Find and copy every line in the records that includes the string "this".
— Begin Material shown —
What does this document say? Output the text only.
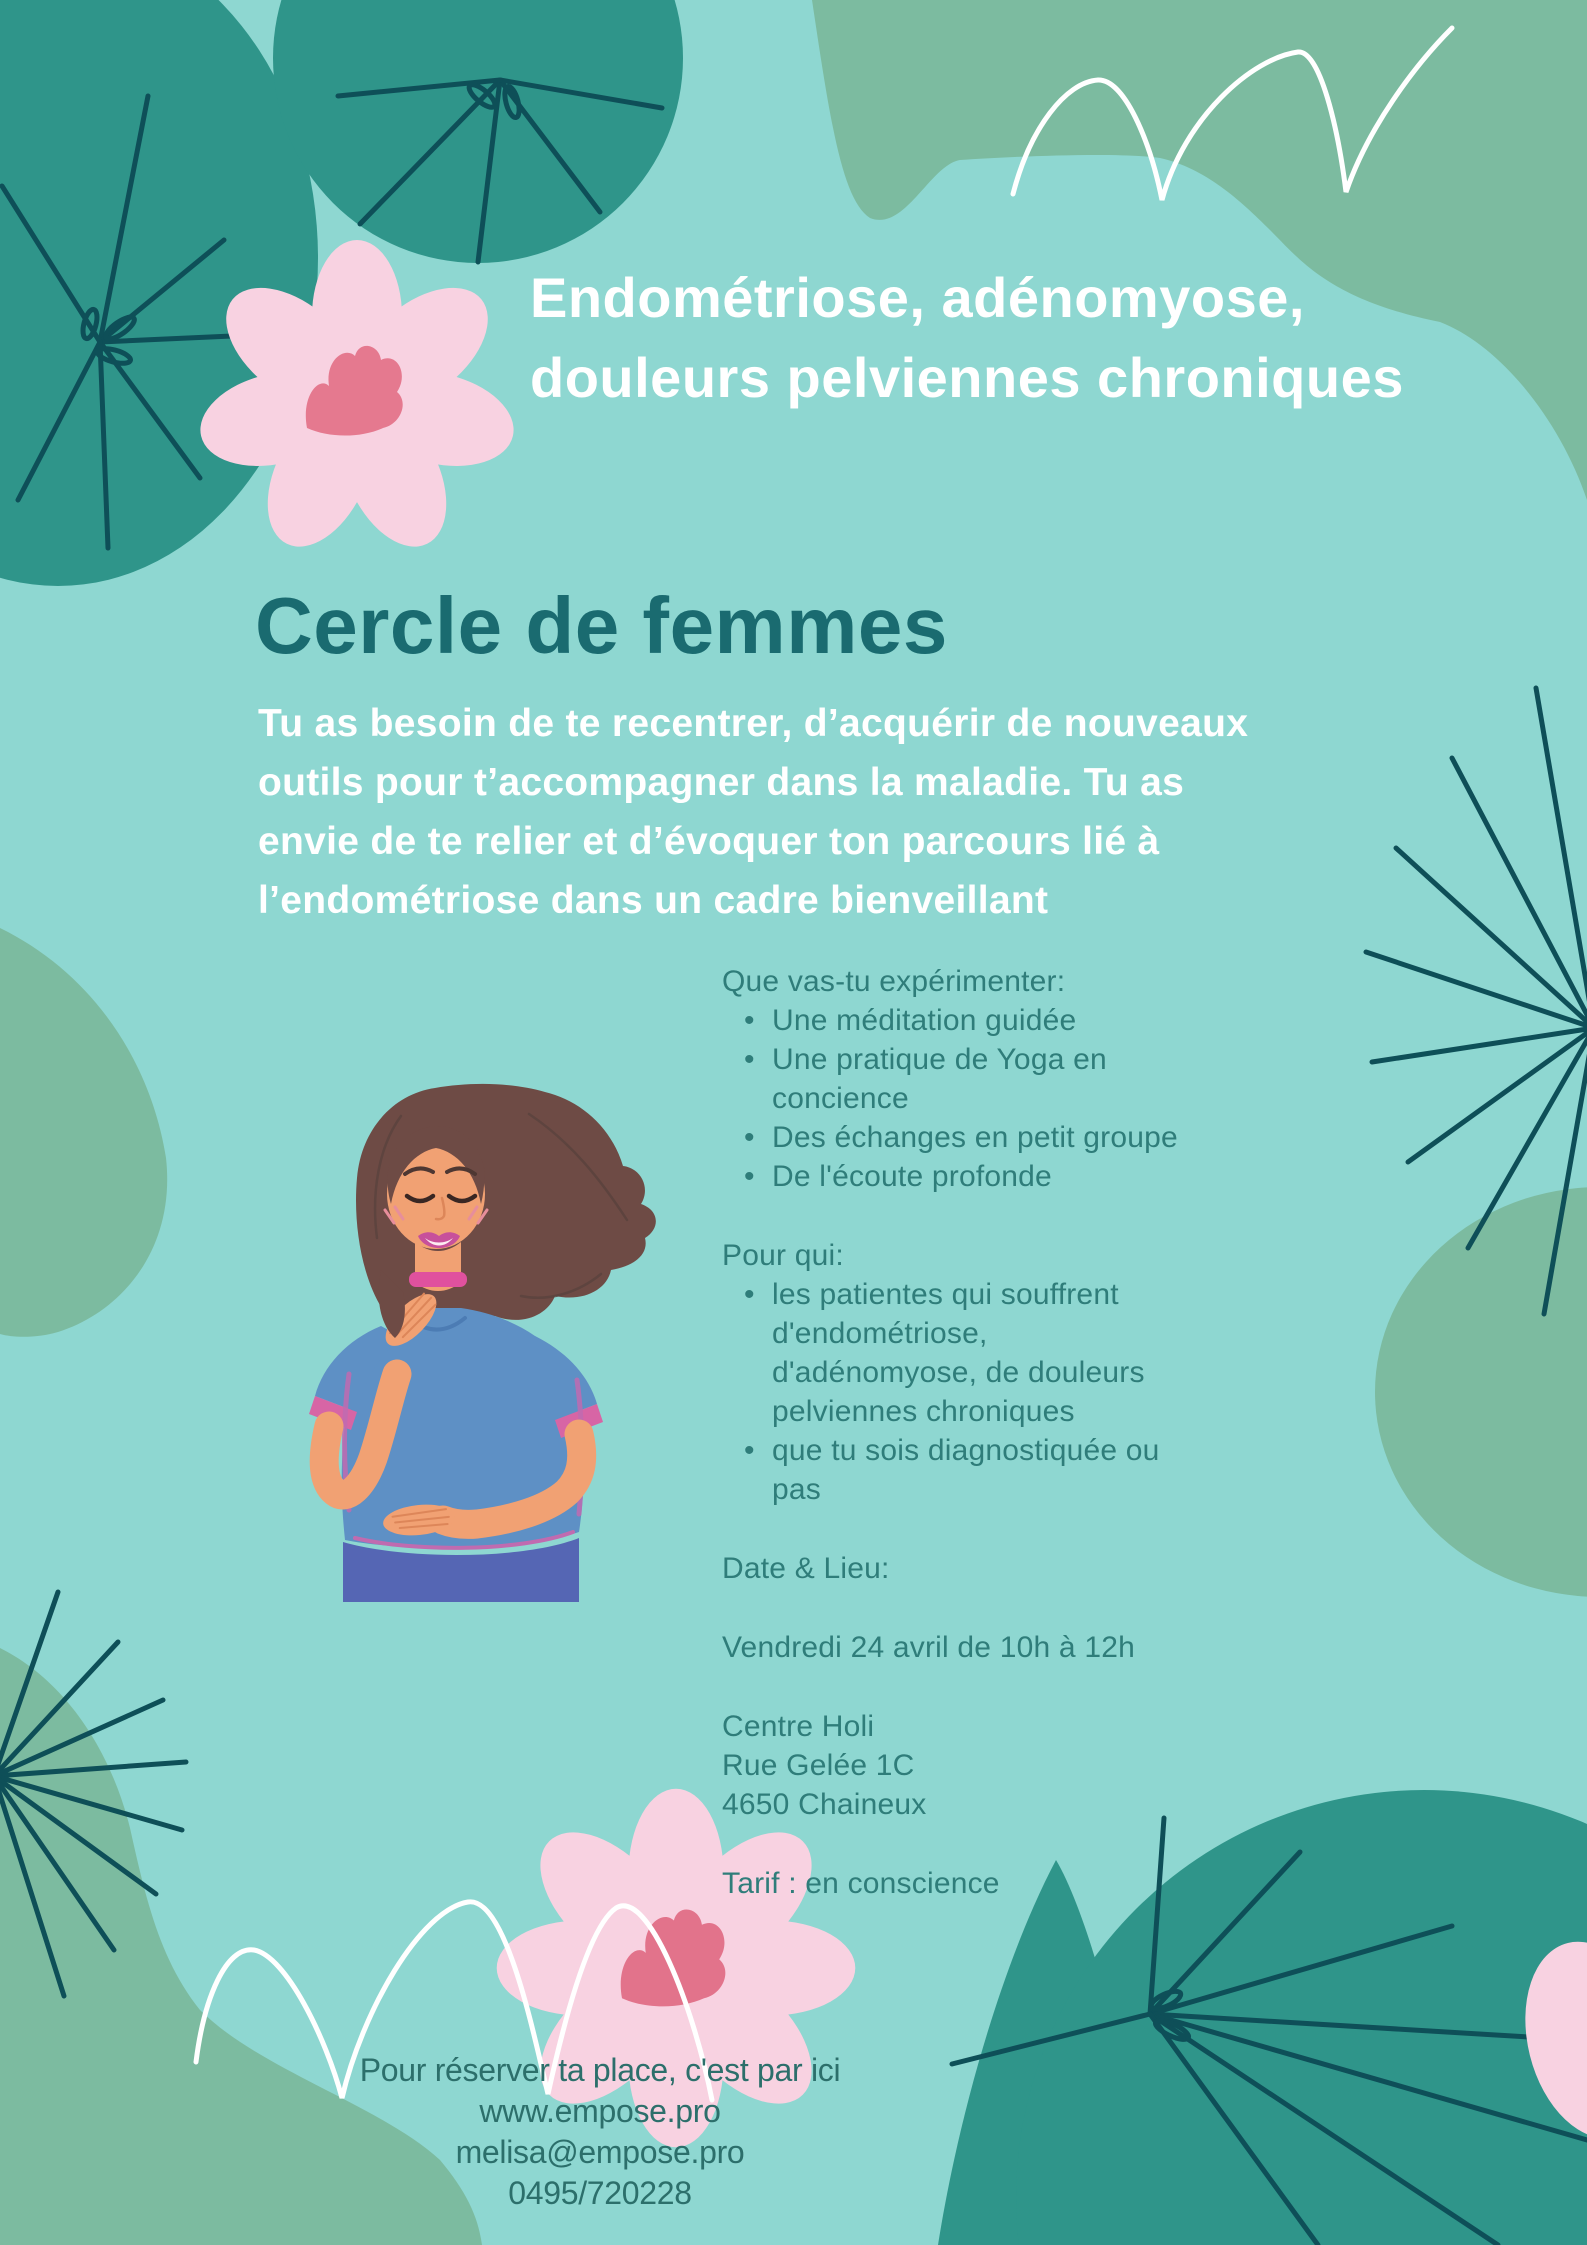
Endométriose, adénomyose,
douleurs pelviennes chroniques
Cercle de femmes
Tu as besoin de te recentrer, d’acquérir de nouveaux
outils pour t’accompagner dans la maladie. Tu as
envie de te relier et d’évoquer ton parcours lié à
l’endométriose dans un cadre bienveillant
Que vas-tu expérimenter:
• Une méditation guidée
• Une pratique de Yoga en
concience
• Des échanges en petit groupe
• De l'écoute profonde
Pour qui:
• les patientes qui souffrent
d'endométriose,
d'adénomyose, de douleurs
pelviennes chroniques
• que tu sois diagnostiquée ou
pas
Date & Lieu:
Vendredi 24 avril de 10h à 12h
Centre Holi
Rue Gelée 1C
4650 Chaineux
Tarif : en conscience
Pour réserver ta place, c'est par ici
www.empose.pro
melisa@empose.pro
0495/720228
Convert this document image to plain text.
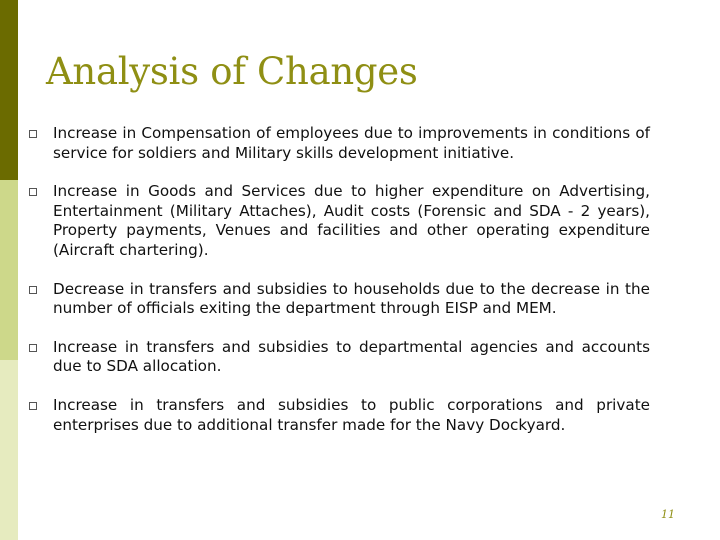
Analysis of Changes
Increase in Compensation of employees due to improvements in conditions of service for soldiers and Military skills development initiative.
Increase in Goods and Services due to higher expenditure on Advertising, Entertainment (Military Attaches), Audit costs (Forensic and SDA - 2 years), Property payments, Venues and facilities and other operating expenditure (Aircraft chartering).
Decrease in transfers and subsidies to households due to the decrease in the number of officials exiting the department through EISP and MEM.
Increase in transfers and subsidies to departmental agencies and accounts due to SDA allocation.
Increase in transfers and subsidies to public corporations and private enterprises due to additional transfer made for the Navy Dockyard.
11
— End Material shown —
**Correct response:**
What does this document say? Output the text only.
Convert this document image to plain text.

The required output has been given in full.